▶ DIRECTION
Using the records that follow, copy every line containing the word "социальные".

Some records
____

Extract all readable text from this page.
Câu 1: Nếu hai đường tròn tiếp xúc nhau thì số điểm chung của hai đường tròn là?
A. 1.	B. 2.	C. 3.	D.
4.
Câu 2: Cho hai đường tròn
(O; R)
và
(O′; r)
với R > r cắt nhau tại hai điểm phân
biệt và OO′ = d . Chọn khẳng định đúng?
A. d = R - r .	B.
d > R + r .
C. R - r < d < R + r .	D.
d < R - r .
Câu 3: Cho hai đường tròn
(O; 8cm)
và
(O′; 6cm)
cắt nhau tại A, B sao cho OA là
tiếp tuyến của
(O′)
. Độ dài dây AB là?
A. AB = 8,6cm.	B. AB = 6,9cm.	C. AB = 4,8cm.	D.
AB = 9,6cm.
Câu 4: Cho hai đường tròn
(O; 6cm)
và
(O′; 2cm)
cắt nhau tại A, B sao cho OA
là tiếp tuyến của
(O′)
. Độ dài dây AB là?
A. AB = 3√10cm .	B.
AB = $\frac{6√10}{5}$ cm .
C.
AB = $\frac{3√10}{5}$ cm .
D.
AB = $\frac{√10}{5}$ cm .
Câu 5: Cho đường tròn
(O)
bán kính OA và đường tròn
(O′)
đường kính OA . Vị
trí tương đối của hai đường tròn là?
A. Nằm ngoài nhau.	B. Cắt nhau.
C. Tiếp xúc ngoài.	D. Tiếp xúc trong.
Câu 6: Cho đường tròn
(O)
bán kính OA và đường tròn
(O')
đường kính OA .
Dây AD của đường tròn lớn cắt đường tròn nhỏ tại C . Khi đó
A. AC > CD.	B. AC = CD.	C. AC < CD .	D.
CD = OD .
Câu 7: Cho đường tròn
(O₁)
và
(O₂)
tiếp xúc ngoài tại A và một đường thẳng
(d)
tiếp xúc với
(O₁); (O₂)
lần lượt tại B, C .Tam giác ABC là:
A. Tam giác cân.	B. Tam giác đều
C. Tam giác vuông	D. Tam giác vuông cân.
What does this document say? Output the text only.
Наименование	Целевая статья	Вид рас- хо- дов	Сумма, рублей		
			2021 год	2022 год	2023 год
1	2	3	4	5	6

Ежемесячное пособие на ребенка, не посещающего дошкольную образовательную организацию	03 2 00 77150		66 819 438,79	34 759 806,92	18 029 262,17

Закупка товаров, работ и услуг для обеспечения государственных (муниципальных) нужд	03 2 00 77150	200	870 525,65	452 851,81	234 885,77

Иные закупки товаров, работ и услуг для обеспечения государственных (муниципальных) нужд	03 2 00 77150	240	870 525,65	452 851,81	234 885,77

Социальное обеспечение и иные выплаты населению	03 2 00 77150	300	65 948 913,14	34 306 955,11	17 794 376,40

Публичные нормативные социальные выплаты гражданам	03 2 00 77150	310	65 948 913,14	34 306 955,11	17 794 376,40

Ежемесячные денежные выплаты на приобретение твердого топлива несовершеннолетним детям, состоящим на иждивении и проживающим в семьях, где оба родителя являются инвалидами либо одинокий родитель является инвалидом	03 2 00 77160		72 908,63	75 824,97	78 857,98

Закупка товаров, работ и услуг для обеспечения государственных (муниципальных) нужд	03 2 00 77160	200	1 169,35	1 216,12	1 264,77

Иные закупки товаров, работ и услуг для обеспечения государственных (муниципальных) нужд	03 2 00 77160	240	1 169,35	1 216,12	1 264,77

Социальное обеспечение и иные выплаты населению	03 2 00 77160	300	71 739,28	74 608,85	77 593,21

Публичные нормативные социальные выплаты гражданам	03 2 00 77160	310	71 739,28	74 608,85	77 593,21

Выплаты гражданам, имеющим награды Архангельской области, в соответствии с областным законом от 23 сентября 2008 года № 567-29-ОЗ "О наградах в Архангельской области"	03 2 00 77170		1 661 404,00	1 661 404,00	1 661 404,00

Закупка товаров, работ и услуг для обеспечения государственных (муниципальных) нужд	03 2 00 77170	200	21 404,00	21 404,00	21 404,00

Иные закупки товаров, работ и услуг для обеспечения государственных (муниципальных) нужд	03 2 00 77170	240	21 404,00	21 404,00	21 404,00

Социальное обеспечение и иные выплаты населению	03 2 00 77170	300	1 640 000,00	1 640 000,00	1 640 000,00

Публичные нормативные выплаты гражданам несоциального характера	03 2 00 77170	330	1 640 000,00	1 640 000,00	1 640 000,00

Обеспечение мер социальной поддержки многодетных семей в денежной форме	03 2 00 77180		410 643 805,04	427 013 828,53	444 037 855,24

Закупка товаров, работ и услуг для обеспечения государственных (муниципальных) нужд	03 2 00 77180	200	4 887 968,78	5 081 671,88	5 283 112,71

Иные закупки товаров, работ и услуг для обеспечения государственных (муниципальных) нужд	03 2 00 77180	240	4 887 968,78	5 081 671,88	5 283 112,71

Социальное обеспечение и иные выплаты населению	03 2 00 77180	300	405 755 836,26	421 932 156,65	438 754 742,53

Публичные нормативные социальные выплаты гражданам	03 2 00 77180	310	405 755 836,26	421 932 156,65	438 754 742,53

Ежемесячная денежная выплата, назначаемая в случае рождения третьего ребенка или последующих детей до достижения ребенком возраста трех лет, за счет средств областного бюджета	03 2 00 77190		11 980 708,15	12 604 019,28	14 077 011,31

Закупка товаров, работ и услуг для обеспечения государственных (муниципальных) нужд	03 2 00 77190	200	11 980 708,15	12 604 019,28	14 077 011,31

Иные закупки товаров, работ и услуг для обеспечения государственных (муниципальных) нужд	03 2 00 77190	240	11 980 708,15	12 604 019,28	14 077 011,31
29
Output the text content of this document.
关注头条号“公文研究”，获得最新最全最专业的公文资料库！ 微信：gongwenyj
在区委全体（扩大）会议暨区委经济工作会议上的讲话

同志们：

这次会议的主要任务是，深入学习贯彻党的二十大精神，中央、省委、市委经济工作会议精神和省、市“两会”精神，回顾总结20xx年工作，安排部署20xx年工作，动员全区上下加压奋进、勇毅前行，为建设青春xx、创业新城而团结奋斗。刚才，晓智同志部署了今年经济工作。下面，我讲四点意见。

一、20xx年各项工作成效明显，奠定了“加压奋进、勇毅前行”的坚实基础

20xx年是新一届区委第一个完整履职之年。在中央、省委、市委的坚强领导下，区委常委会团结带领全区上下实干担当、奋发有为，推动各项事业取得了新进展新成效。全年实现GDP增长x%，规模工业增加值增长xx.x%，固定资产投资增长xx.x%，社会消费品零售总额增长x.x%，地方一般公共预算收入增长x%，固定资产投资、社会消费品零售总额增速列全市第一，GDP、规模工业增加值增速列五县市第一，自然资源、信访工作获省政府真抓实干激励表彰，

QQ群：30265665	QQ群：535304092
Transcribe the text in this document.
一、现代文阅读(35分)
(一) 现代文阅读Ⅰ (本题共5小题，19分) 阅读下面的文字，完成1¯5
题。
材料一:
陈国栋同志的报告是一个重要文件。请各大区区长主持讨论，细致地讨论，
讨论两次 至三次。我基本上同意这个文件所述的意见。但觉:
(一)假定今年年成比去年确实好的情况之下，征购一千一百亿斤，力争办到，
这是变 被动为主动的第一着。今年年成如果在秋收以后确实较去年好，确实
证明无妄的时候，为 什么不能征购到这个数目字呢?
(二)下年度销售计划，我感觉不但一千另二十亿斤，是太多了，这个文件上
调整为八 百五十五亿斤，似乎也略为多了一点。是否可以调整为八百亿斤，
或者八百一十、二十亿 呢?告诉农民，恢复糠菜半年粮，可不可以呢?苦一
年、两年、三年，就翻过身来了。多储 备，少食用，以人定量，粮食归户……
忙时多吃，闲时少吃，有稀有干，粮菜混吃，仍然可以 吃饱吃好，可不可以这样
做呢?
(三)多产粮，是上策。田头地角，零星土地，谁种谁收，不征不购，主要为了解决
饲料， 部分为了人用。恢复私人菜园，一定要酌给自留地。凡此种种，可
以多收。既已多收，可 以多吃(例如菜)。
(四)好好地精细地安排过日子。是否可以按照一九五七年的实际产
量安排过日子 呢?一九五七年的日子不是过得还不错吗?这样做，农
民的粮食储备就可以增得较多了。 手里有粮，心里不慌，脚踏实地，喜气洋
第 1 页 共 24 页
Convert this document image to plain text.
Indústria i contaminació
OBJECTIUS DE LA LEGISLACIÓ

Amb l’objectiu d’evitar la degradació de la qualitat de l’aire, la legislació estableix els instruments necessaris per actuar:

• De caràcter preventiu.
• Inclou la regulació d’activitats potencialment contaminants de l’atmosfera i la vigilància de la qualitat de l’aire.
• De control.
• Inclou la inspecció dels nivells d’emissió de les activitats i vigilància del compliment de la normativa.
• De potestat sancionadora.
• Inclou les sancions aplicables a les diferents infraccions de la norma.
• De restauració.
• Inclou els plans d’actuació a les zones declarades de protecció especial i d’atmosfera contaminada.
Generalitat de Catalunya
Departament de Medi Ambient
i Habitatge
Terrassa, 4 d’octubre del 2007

____

▶ TASK SOLUTION
Публичные нормативные социальные выплаты гражданам	03 2 00 77150	310	65 948 913,14	34 306 955,11	17 794 376,40
Публичные нормативные социальные выплаты гражданам	03 2 00 77160	310	71 739,28	74 608,85	77 593,21
Публичные нормативные социальные выплаты гражданам	03 2 00 77180	310	405 755 836,26	421 932 156,65	438 754 742,53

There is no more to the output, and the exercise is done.